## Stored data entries
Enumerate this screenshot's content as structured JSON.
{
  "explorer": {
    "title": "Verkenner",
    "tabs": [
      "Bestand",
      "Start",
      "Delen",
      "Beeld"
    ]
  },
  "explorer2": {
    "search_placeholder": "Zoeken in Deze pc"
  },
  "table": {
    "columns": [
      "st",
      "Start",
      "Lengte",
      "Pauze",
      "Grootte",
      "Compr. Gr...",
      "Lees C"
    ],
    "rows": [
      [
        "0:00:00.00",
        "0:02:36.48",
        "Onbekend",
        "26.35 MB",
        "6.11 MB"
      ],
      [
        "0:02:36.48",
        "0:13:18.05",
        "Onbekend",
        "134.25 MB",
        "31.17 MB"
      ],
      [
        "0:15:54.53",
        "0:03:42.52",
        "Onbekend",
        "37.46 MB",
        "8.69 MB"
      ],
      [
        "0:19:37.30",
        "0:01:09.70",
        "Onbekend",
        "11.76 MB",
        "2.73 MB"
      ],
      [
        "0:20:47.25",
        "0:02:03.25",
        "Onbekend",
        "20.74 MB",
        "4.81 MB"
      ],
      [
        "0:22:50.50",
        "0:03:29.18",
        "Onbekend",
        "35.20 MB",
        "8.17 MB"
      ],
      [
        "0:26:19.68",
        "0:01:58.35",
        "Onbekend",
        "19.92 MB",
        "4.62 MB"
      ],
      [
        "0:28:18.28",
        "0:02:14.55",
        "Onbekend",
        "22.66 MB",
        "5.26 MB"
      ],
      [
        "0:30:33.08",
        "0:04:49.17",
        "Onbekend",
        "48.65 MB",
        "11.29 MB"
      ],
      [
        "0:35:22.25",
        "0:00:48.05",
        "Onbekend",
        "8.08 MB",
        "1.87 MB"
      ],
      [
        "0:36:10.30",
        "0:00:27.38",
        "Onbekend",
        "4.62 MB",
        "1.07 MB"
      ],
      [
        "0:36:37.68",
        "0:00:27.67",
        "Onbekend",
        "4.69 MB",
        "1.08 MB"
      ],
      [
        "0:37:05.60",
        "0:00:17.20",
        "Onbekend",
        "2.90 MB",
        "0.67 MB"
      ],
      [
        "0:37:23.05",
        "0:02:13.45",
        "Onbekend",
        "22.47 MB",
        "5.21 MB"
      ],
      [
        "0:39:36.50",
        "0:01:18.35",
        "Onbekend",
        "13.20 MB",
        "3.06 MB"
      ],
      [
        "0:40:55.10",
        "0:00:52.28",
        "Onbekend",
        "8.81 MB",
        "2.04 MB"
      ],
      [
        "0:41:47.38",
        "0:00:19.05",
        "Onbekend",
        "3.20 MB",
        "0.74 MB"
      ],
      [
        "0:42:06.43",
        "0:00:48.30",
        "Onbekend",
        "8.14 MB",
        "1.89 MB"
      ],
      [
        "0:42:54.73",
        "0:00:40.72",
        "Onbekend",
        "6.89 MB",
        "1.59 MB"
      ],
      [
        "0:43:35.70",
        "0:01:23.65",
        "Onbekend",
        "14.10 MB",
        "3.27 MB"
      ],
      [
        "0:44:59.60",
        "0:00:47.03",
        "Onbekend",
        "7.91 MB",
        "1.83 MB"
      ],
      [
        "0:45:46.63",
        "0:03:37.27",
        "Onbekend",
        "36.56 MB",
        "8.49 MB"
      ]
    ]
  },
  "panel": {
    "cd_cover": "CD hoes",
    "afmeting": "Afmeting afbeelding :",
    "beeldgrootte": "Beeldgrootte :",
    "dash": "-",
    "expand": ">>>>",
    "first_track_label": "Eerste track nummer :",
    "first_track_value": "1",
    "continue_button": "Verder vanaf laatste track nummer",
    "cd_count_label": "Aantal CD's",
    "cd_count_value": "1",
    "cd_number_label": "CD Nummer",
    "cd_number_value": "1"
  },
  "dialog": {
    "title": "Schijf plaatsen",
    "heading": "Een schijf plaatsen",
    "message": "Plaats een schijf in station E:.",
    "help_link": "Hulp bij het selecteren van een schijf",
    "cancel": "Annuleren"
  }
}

## Task goal
Count every line above that holds the string "title" and give the total, nothing more.

## Result of this task
2